## EXERCISE GOAL
Reproduce all of the data exactly, with no line skipped.

[Stored entries]
⟨

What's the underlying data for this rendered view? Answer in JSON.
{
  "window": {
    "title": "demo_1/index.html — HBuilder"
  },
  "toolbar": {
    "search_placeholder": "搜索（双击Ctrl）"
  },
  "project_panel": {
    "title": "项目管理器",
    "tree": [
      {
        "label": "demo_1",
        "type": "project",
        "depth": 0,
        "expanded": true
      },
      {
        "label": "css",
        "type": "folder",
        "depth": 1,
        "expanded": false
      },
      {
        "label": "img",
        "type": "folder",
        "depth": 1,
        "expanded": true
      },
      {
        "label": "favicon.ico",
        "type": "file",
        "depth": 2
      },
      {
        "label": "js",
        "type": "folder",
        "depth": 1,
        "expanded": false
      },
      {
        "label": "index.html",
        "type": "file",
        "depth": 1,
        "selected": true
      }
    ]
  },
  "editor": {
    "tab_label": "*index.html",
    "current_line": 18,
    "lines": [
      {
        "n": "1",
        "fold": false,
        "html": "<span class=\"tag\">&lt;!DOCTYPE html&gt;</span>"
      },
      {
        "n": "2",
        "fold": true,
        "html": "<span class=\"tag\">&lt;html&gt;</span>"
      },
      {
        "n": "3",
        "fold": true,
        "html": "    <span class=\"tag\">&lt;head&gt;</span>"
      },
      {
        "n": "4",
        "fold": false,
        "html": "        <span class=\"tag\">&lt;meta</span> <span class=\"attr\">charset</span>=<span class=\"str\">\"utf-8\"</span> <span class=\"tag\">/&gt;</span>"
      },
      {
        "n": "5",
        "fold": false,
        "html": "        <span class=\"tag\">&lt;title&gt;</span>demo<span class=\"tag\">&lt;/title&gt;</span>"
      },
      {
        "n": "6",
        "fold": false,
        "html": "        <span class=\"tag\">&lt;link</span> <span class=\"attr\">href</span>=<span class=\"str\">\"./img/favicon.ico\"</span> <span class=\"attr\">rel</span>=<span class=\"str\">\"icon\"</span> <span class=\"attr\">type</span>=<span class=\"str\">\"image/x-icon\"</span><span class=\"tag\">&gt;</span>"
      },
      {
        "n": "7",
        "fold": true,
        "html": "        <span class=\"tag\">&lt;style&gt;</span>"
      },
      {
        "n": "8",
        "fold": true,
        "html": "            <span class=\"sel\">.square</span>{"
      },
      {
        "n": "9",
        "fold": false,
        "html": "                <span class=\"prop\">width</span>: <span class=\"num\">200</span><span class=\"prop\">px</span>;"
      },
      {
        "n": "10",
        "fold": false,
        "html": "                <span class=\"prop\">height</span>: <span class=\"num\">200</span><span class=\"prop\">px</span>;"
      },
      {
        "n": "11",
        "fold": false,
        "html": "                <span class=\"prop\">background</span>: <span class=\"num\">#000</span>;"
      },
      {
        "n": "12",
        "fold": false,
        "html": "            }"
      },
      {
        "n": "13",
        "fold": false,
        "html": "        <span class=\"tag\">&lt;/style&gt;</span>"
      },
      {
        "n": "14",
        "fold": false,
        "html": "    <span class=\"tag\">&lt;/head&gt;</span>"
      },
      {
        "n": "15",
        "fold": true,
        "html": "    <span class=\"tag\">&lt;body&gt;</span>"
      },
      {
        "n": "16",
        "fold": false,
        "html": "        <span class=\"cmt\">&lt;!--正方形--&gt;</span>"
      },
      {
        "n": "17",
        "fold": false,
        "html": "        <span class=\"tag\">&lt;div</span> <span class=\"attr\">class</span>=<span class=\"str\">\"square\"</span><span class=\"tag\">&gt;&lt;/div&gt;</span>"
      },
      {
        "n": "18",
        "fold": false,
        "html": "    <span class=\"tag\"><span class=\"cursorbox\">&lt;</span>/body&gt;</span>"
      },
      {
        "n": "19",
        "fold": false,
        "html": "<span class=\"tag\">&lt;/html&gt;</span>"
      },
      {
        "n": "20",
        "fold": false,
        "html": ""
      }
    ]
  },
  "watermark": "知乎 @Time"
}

⟩

## SOLUTION
What's the underlying data for this rendered view? Answer in JSON.
{
  "window": {
    "title": "demo_1/index.html — HBuilder"
  },
  "toolbar": {
    "search_placeholder": "搜索（双击Ctrl）"
  },
  "project_panel": {
    "title": "项目管理器",
    "tree": [
      {
        "label": "demo_1",
        "type": "project",
        "depth": 0,
        "expanded": true
      },
      {
        "label": "css",
        "type": "folder",
        "depth": 1,
        "expanded": false
      },
      {
        "label": "img",
        "type": "folder",
        "depth": 1,
        "expanded": true
      },
      {
        "label": "favicon.ico",
        "type": "file",
        "depth": 2
      },
      {
        "label": "js",
        "type": "folder",
        "depth": 1,
        "expanded": false
      },
      {
        "label": "index.html",
        "type": "file",
        "depth": 1,
        "selected": true
      }
    ]
  },
  "editor": {
    "tab_label": "*index.html",
    "current_line": 18,
    "lines": [
      {
        "n": "1",
        "fold": false,
        "html": "<span class=\"tag\">&lt;!DOCTYPE html&gt;</span>"
      },
      {
        "n": "2",
        "fold": true,
        "html": "<span class=\"tag\">&lt;html&gt;</span>"
      },
      {
        "n": "3",
        "fold": true,
        "html": "    <span class=\"tag\">&lt;head&gt;</span>"
      },
      {
        "n": "4",
        "fold": false,
        "html": "        <span class=\"tag\">&lt;meta</span> <span class=\"attr\">charset</span>=<span class=\"str\">\"utf-8\"</span> <span class=\"tag\">/&gt;</span>"
      },
      {
        "n": "5",
        "fold": false,
        "html": "        <span class=\"tag\">&lt;title&gt;</span>demo<span class=\"tag\">&lt;/title&gt;</span>"
      },
      {
        "n": "6",
        "fold": false,
        "html": "        <span class=\"tag\">&lt;link</span> <span class=\"attr\">href</span>=<span class=\"str\">\"./img/favicon.ico\"</span> <span class=\"attr\">rel</span>=<span class=\"str\">\"icon\"</span> <span class=\"attr\">type</span>=<span class=\"str\">\"image/x-icon\"</span><span class=\"tag\">&gt;</span>"
      },
      {
        "n": "7",
        "fold": true,
        "html": "        <span class=\"tag\">&lt;style&gt;</span>"
      },
      {
        "n": "8",
        "fold": true,
        "html": "            <span class=\"sel\">.square</span>{"
      },
      {
        "n": "9",
        "fold": false,
        "html": "                <span class=\"prop\">width</span>: <span class=\"num\">200</span><span class=\"prop\">px</span>;"
      },
      {
        "n": "10",
        "fold": false,
        "html": "                <span class=\"prop\">height</span>: <span class=\"num\">200</span><span class=\"prop\">px</span>;"
      },
      {
        "n": "11",
        "fold": false,
        "html": "                <span class=\"prop\">background</span>: <span class=\"num\">#000</span>;"
      },
      {
        "n": "12",
        "fold": false,
        "html": "            }"
      },
      {
        "n": "13",
        "fold": false,
        "html": "        <span class=\"tag\">&lt;/style&gt;</span>"
      },
      {
        "n": "14",
        "fold": false,
        "html": "    <span class=\"tag\">&lt;/head&gt;</span>"
      },
      {
        "n": "15",
        "fold": true,
        "html": "    <span class=\"tag\">&lt;body&gt;</span>"
      },
      {
        "n": "16",
        "fold": false,
        "html": "        <span class=\"cmt\">&lt;!--正方形--&gt;</span>"
      },
      {
        "n": "17",
        "fold": false,
        "html": "        <span class=\"tag\">&lt;div</span> <span class=\"attr\">class</span>=<span class=\"str\">\"square\"</span><span class=\"tag\">&gt;&lt;/div&gt;</span>"
      },
      {
        "n": "18",
        "fold": false,
        "html": "    <span class=\"tag\"><span class=\"cursorbox\">&lt;</span>/body&gt;</span>"
      },
      {
        "n": "19",
        "fold": false,
        "html": "<span class=\"tag\">&lt;/html&gt;</span>"
      },
      {
        "n": "20",
        "fold": false,
        "html": ""
      }
    ]
  },
  "watermark": "知乎 @Time"
}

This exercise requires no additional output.